- FRAGMENTO DEL DOCUMENTO:
========================================================================
UN CLASICO DEL P. CASTELLANI QUE PONE EN CONTEXTO LA IDEA QUE HOY ASOMA COMO GRAN NOVEDAD
El liberalismo y los argentinos
En ‘Esencia del liberalismo’, que recoge una conferencia de 1960, el brillante sacerdote y escritor analizaba los errores filosóficos y teológicos de esa doctrina y recordaba su aplicación accidentada en estas tierras. Su mayor pecado había sido la creación de “dos Argentinas” enfrentadas de manera irreconciliable.
El triunfo electoral y la asunción del primer presidente autoproclamado “liberal-libertario” de la Argentina invitan a reflexionar sobre el significado de esos datos y la solidez de su pretendida originalidad histórica.
Victoria Villarruel y Javier Milei encarnan una alianza entre corrientes no siempre afines.
Como las notas en el mango de una guitarra o el teclado de un piano, la historia es una continuidad segmentada, que se repite en diferentes octavas. Examinado desde 1983 o 1973 el fenómeno de Javier Milei asoma, en efecto, como un hito sorpresivo, insólito e inesperado. Si la mirada retrocediera hasta 1955 o, con más razón, hasta 1880, el personaje y sus ideas bien podrían terminar perdidos en el paisaje. Aquello que hoy se presenta como una imparable revolución contracultural sería visto apenas como la restauración de un viejo ideario ya probado y varias veces descartado. (Lo primero es lo que suele afirmar el propio Milei; lo segundo prefiere no recordarlo).
========================================================================
- FILAS DE DATOS:

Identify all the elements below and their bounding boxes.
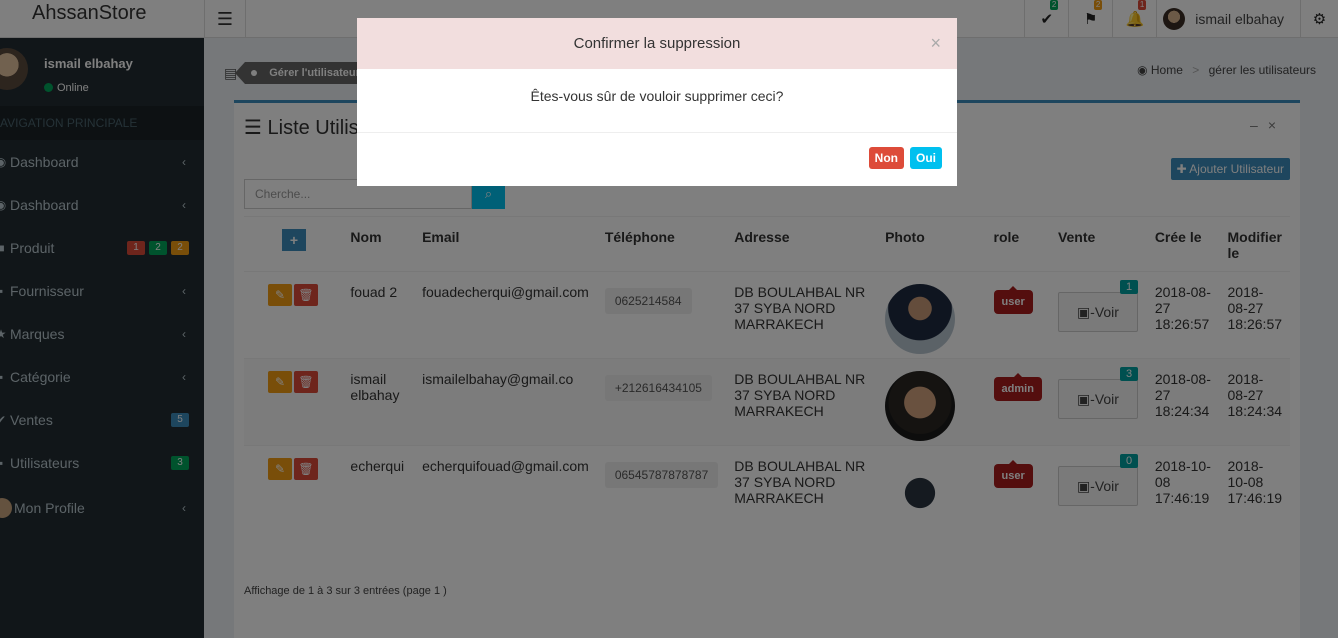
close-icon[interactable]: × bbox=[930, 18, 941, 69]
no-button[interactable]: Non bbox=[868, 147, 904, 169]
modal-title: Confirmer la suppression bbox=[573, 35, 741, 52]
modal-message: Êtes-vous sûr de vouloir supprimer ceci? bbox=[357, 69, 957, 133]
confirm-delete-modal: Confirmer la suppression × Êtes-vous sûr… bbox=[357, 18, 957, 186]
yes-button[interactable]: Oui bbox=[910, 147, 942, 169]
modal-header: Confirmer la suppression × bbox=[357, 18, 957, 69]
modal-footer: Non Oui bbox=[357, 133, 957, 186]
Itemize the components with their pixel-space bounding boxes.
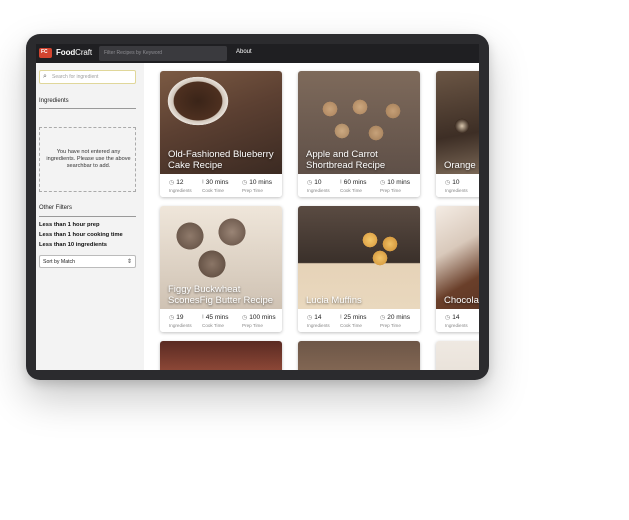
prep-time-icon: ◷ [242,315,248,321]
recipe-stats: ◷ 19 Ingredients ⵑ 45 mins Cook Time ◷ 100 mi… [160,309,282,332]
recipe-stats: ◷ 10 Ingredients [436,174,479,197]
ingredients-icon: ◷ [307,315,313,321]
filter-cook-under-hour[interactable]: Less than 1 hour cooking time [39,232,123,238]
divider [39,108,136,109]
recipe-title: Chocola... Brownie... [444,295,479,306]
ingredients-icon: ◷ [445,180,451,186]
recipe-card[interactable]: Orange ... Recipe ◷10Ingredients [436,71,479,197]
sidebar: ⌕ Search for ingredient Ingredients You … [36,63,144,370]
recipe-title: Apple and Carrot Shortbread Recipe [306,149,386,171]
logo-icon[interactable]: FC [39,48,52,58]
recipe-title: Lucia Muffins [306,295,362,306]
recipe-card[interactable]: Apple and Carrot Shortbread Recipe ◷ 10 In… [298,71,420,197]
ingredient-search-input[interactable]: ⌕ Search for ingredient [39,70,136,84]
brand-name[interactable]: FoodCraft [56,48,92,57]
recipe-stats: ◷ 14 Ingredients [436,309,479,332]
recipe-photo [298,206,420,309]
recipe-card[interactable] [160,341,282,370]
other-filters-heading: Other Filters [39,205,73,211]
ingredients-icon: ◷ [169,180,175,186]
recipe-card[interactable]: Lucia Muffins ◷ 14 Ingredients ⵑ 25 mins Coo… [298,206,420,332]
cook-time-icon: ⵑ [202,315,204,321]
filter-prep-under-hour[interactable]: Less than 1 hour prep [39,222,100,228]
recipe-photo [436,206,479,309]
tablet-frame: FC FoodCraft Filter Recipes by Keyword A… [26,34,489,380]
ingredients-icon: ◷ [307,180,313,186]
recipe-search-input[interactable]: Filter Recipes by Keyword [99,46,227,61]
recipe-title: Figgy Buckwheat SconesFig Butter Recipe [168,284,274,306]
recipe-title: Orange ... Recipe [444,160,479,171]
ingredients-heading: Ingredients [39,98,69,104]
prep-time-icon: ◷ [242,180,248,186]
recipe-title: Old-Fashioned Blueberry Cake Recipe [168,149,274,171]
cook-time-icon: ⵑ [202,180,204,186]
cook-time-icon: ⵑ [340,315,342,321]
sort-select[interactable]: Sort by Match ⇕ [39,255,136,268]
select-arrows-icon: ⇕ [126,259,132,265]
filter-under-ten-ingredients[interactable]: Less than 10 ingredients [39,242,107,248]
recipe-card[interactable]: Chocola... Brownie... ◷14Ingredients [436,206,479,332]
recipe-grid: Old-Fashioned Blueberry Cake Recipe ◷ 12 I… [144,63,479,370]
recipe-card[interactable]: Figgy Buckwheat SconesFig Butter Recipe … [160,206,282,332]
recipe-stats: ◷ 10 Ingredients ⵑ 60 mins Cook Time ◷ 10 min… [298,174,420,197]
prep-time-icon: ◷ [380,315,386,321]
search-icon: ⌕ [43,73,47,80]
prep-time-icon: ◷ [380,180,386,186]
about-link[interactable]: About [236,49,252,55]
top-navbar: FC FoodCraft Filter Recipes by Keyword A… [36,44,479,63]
========================================================================
- EJERCICIOS PROPUESTOS:
(1) Responde estas preguntas a partir del artículo sobre el liberalismo y los argentinos:
(a) ¿De qué año es la conferencia recogida en "Esencia del liberalismo"?
(b) ¿Cuál había sido, según esa obra, el mayor pecado del liberalismo en la Argentina?
(c) ¿Hasta qué años tendría que retroceder la mirada para que Milei y sus ideas pudieran terminar perdidos en el paisaje?
(2) Prolonga el artículo sobre el liberalismo y los argentinos a partir de la última oración que aparece.
Las entradas no cumplen ninguna función aquí.

- SOLUCIONES DE EJERCICIOS:
(1)
(a) De 1960.
(b) La creación de "dos Argentinas" enfrentadas de manera irreconciliable.
(c) Hasta 1955 o, con más razón, hasta 1880.

(2)
Pocas inteligencias argentinas exploraron mejor esa paradoja histórica que el padre Leonardo Castellani.
Lo hizo en buena parte de su obra, con lucidez y tenacidad admirables que corrían a la par del fervor patriótico y hondamente religioso que lo empujaban a volver una y otra vez a un tema que parecía desgarrarlo por dentro.
La mejor síntesis de esa cruzada intelectual se encuentra en Esencia del liberalismo, el opúsculo que recoge una conferencia que el sacerdote pronunció en 1960, año clave que ayuda a entender el sentido del escrito. (Esta nota sigue la versión del volumen publicado en 1976 por Ediciones Dictio, acompañada de tres apéndices).
RESTAURACION
En 1960 se vivía otra “restauración” liberal tras doce años de gobiernos antiliberales. Había comenzado en 1955, con el derrocamiento violento de Perón, siguió con la Revolución Libertadora de Aramburu y Rojas (pero no del “nacionalista” Lonardi, a quien sólo le permitieron durar dos meses en la presidencia), quiso arraigarse en la reforma constitucional de 1957, y parecía prosperar con el gobierno del radical Arturo Frondizi, elegido en 1958 gracias al apoyo negociado de los votantes peronistas que tenían a su líder exiliado y proscripto. (Frondizi a su vez sería derrocado en 1962).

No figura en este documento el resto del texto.